Begin

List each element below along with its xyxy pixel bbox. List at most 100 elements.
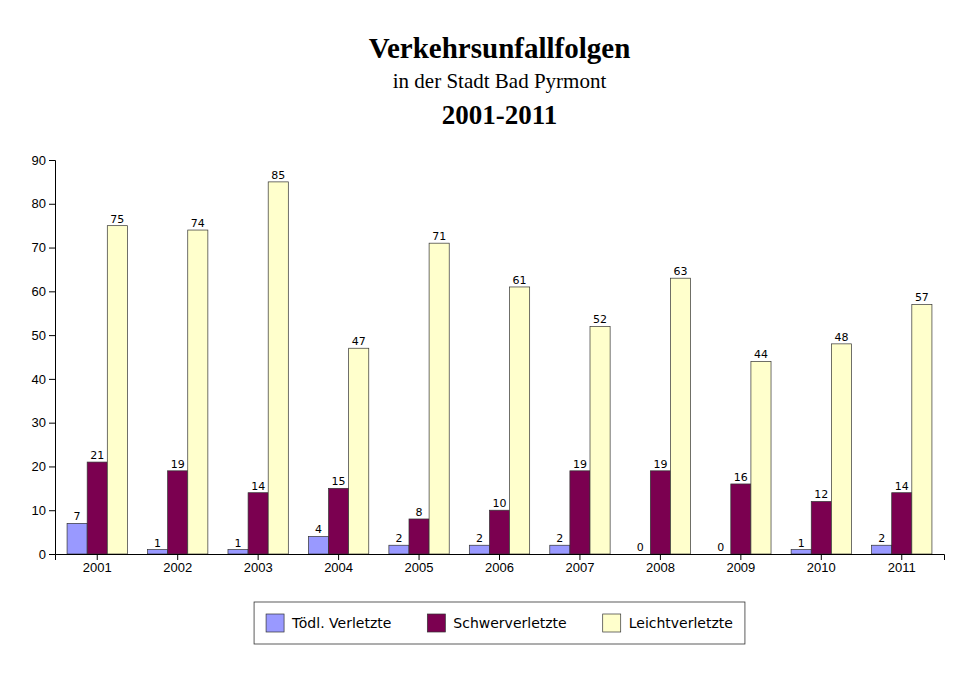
legend-swatch	[266, 614, 284, 632]
title: in der Stadt Bad Pyrmont	[393, 69, 607, 93]
y-tick: 40	[32, 372, 55, 387]
y-axis: 0102030405060708090	[32, 153, 56, 562]
data-label: 12	[814, 488, 828, 501]
legend-frame	[254, 602, 745, 644]
x-tick: 2001	[83, 554, 112, 575]
x-tick: 2004	[324, 554, 353, 575]
data-label: 1	[798, 537, 805, 550]
y-tick: 90	[32, 153, 55, 168]
y-tick-mark	[49, 248, 55, 249]
bar	[590, 326, 610, 554]
x-tick-label: 2002	[163, 560, 192, 575]
x-tick-mark	[258, 554, 259, 560]
x-tick-mark	[419, 554, 420, 560]
legend-swatch	[427, 614, 445, 632]
bar	[228, 550, 248, 554]
y-tick-label: 60	[32, 284, 46, 299]
data-label: 14	[251, 480, 265, 493]
x-tick-mark	[740, 554, 741, 560]
data-label: 16	[734, 471, 748, 484]
x-tick-label: 2007	[565, 560, 594, 575]
x-tick: 2007	[565, 554, 594, 575]
bar	[510, 287, 530, 554]
y-tick: 30	[32, 415, 55, 430]
y-tick-label: 40	[32, 372, 46, 387]
chart: Verkehrsunfallfolgenin der Stadt Bad Pyr…	[0, 0, 969, 679]
legend-label: Leichtverletzte	[629, 615, 733, 631]
y-tick-mark	[49, 423, 55, 424]
bar	[670, 278, 690, 554]
legend-item: Leichtverletzte	[603, 614, 733, 632]
bar	[409, 519, 429, 554]
x-tick-label: 2010	[807, 560, 836, 575]
data-label: 52	[593, 313, 607, 326]
bar	[570, 471, 590, 554]
y-tick-mark	[49, 160, 55, 161]
x-tick-label: 2006	[485, 560, 514, 575]
x-tick: 2008	[646, 554, 675, 575]
y-axis-line	[49, 161, 56, 555]
x-axis: 2001200220032004200520062007200820092010…	[56, 554, 945, 575]
data-label: 75	[110, 213, 124, 226]
x-tick-mark	[660, 554, 661, 560]
data-label: 61	[513, 274, 527, 287]
x-tick-label: 2011	[888, 560, 916, 575]
bar	[650, 471, 670, 554]
y-tick-label: 80	[32, 196, 46, 211]
data-label: 19	[653, 458, 667, 471]
x-tick-mark	[97, 554, 98, 560]
x-tick-mark	[499, 554, 500, 560]
y-tick-mark	[49, 291, 55, 292]
data-label: 2	[878, 532, 885, 545]
bar	[188, 230, 208, 554]
bar	[912, 304, 932, 554]
bar	[872, 545, 892, 554]
x-tick: 2003	[244, 554, 273, 575]
data-label: 21	[90, 449, 104, 462]
y-tick: 50	[32, 328, 55, 343]
bar	[349, 348, 369, 554]
x-tick-label: 2003	[244, 560, 273, 575]
bar	[329, 488, 349, 554]
bar	[308, 536, 328, 554]
y-tick-mark	[49, 510, 55, 511]
y-tick-label: 10	[32, 503, 46, 518]
legend: Tödl. VerletzteSchwerverletzteLeichtverl…	[254, 602, 745, 644]
y-tick: 20	[32, 459, 55, 474]
y-tick: 80	[32, 196, 55, 211]
data-label: 57	[915, 291, 929, 304]
legend-swatch	[603, 614, 621, 632]
data-label: 2	[556, 532, 563, 545]
data-label: 10	[493, 497, 507, 510]
bar	[550, 545, 570, 554]
data-label: 19	[171, 458, 185, 471]
data-label: 44	[754, 348, 768, 361]
x-tick-mark	[177, 554, 178, 560]
bar	[731, 484, 751, 554]
y-tick-mark	[49, 554, 55, 555]
data-label: 48	[834, 331, 848, 344]
y-tick: 60	[32, 284, 55, 299]
y-tick-mark	[49, 335, 55, 336]
bar	[148, 550, 168, 554]
x-tick: 2011	[888, 554, 916, 575]
plot: 7114222001221191415810191916121475748547…	[32, 153, 945, 576]
x-tick: 2009	[726, 554, 755, 575]
data-label: 19	[573, 458, 587, 471]
y-tick-mark	[49, 466, 55, 467]
data-label: 4	[315, 523, 322, 536]
bar	[791, 550, 811, 554]
data-label: 74	[191, 217, 205, 230]
bar	[489, 510, 509, 554]
y-tick-label: 30	[32, 415, 46, 430]
x-tick-label: 2004	[324, 560, 353, 575]
bar	[751, 361, 771, 554]
bar	[831, 344, 851, 554]
y-tick: 10	[32, 503, 55, 518]
x-tick: 2006	[485, 554, 514, 575]
legend-item: Tödl. Verletzte	[266, 614, 391, 632]
x-tick: 2002	[163, 554, 192, 575]
title: 2001-2011	[442, 100, 558, 130]
data-label: 7	[74, 510, 81, 523]
y-tick-label: 20	[32, 459, 46, 474]
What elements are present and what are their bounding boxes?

End

• [What you need to do] Put every line of the material above into a numbered list. Skip blank lines and leave the picture out.

• [Completed exercise]
1. List each element below along with its xyxy pixel bbox. List at most 100 elements.
2. legend-swatch	[266, 614, 284, 632]
3. title: in der Stadt Bad Pyrmont	[393, 69, 607, 93]
4. y-tick: 40	[32, 372, 55, 387]
5. y-axis: 0102030405060708090	[32, 153, 56, 562]
6. data-label: 12	[814, 488, 828, 501]
7. legend-frame	[254, 602, 745, 644]
8. x-tick: 2001	[83, 554, 112, 575]
9. x-tick: 2004	[324, 554, 353, 575]
10. data-label: 1	[798, 537, 805, 550]
11. y-tick: 90	[32, 153, 55, 168]
12. y-tick-mark	[49, 248, 55, 249]
13. bar	[590, 326, 610, 554]
14. x-tick-label: 2002	[163, 560, 192, 575]
15. x-tick-mark	[258, 554, 259, 560]
16. x-tick-mark	[419, 554, 420, 560]
17. legend-swatch	[427, 614, 445, 632]
18. bar	[228, 550, 248, 554]
19. y-tick-label: 60	[32, 284, 46, 299]
20. data-label: 14	[251, 480, 265, 493]
21. x-tick-mark	[740, 554, 741, 560]
22. data-label: 16	[734, 471, 748, 484]
23. x-tick-label: 2007	[565, 560, 594, 575]
24. x-tick: 2007	[565, 554, 594, 575]
25. bar	[510, 287, 530, 554]
26. y-tick: 30	[32, 415, 55, 430]
27. y-tick-label: 40	[32, 372, 46, 387]
28. chart: Verkehrsunfallfolgenin der Stadt Bad Pyr…	[0, 0, 969, 679]
29. legend-label: Leichtverletzte	[629, 615, 733, 631]
30. y-tick-mark	[49, 423, 55, 424]
31. bar	[670, 278, 690, 554]
32. legend-item: Leichtverletzte	[603, 614, 733, 632]
33. bar	[409, 519, 429, 554]
34. x-tick-label: 2010	[807, 560, 836, 575]
35. data-label: 52	[593, 313, 607, 326]
36. bar	[570, 471, 590, 554]
37. y-tick-mark	[49, 160, 55, 161]
38. x-tick-label: 2006	[485, 560, 514, 575]
39. x-tick: 2008	[646, 554, 675, 575]
40. y-axis-line	[49, 161, 56, 555]
41. x-axis: 2001200220032004200520062007200820092010…	[56, 554, 945, 575]
42. data-label: 75	[110, 213, 124, 226]
43. x-tick-mark	[660, 554, 661, 560]
44. data-label: 61	[513, 274, 527, 287]
45. x-tick-label: 2011	[888, 560, 916, 575]
46. bar	[650, 471, 670, 554]
47. y-tick-label: 80	[32, 196, 46, 211]
48. data-label: 19	[653, 458, 667, 471]
49. x-tick-mark	[97, 554, 98, 560]
50. x-tick-mark	[499, 554, 500, 560]
51. y-tick-mark	[49, 291, 55, 292]
52. data-label: 2	[878, 532, 885, 545]
53. bar	[188, 230, 208, 554]
54. bar	[912, 304, 932, 554]
55. bar	[872, 545, 892, 554]
56. x-tick: 2003	[244, 554, 273, 575]
57. data-label: 21	[90, 449, 104, 462]
58. y-tick: 50	[32, 328, 55, 343]
59. bar	[349, 348, 369, 554]
60. x-tick-label: 2003	[244, 560, 273, 575]
61. bar	[329, 488, 349, 554]
62. bar	[308, 536, 328, 554]
63. y-tick-mark	[49, 510, 55, 511]
64. y-tick-label: 10	[32, 503, 46, 518]
65. legend: Tödl. VerletzteSchwerverletzteLeichtverl…	[254, 602, 745, 644]
66. y-tick: 20	[32, 459, 55, 474]
67. y-tick: 80	[32, 196, 55, 211]
68. data-label: 57	[915, 291, 929, 304]
69. legend-swatch	[603, 614, 621, 632]
70. data-label: 2	[556, 532, 563, 545]
71. data-label: 10	[493, 497, 507, 510]
72. bar	[550, 545, 570, 554]
73. data-label: 19	[171, 458, 185, 471]
74. data-label: 44	[754, 348, 768, 361]
75. x-tick-mark	[177, 554, 178, 560]
76. bar	[731, 484, 751, 554]
77. y-tick-mark	[49, 554, 55, 555]
78. data-label: 48	[834, 331, 848, 344]
79. y-tick: 60	[32, 284, 55, 299]
80. y-tick-mark	[49, 335, 55, 336]
81. bar	[148, 550, 168, 554]
82. x-tick: 2011	[888, 554, 916, 575]
83. plot: 7114222001221191415810191916121475748547…	[32, 153, 945, 576]
84. x-tick: 2009	[726, 554, 755, 575]
85. data-label: 19	[573, 458, 587, 471]
86. y-tick-mark	[49, 466, 55, 467]
87. data-label: 4	[315, 523, 322, 536]
88. bar	[791, 550, 811, 554]
89. data-label: 74	[191, 217, 205, 230]
90. bar	[489, 510, 509, 554]
91. y-tick-label: 30	[32, 415, 46, 430]
92. x-tick-label: 2004	[324, 560, 353, 575]
93. bar	[751, 361, 771, 554]
94. bar	[831, 344, 851, 554]
95. y-tick: 10	[32, 503, 55, 518]
96. x-tick: 2006	[485, 554, 514, 575]
97. legend-item: Tödl. Verletzte	[266, 614, 391, 632]
98. x-tick: 2002	[163, 554, 192, 575]
99. title: 2001-2011	[442, 100, 558, 130]
100. data-label: 7	[74, 510, 81, 523]
101. y-tick-label: 20	[32, 459, 46, 474]
102. What elements are present and what are their bounding boxes?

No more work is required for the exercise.